Your objective >>
Take the data below and repeat it exactly.

┌─ Records provided

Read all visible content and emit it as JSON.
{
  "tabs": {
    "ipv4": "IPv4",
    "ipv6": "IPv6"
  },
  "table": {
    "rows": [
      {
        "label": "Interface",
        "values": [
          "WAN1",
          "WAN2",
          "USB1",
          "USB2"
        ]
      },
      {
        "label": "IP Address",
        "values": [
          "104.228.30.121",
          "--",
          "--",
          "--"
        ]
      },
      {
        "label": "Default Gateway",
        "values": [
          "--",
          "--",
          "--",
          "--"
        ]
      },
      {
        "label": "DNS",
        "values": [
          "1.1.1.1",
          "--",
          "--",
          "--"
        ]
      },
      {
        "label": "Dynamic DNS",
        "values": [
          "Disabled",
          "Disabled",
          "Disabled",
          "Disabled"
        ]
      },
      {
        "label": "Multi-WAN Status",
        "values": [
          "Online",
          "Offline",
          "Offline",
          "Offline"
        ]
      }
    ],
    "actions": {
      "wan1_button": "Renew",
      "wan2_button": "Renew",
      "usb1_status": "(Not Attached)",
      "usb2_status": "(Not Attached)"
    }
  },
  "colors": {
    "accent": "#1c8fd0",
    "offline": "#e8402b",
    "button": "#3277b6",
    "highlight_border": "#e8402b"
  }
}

└─

Written solution >>
Read all visible content and emit it as JSON.
{
  "tabs": {
    "ipv4": "IPv4",
    "ipv6": "IPv6"
  },
  "table": {
    "rows": [
      {
        "label": "Interface",
        "values": [
          "WAN1",
          "WAN2",
          "USB1",
          "USB2"
        ]
      },
      {
        "label": "IP Address",
        "values": [
          "104.228.30.121",
          "--",
          "--",
          "--"
        ]
      },
      {
        "label": "Default Gateway",
        "values": [
          "--",
          "--",
          "--",
          "--"
        ]
      },
      {
        "label": "DNS",
        "values": [
          "1.1.1.1",
          "--",
          "--",
          "--"
        ]
      },
      {
        "label": "Dynamic DNS",
        "values": [
          "Disabled",
          "Disabled",
          "Disabled",
          "Disabled"
        ]
      },
      {
        "label": "Multi-WAN Status",
        "values": [
          "Online",
          "Offline",
          "Offline",
          "Offline"
        ]
      }
    ],
    "actions": {
      "wan1_button": "Renew",
      "wan2_button": "Renew",
      "usb1_status": "(Not Attached)",
      "usb2_status": "(Not Attached)"
    }
  },
  "colors": {
    "accent": "#1c8fd0",
    "offline": "#e8402b",
    "button": "#3277b6",
    "highlight_border": "#e8402b"
  }
}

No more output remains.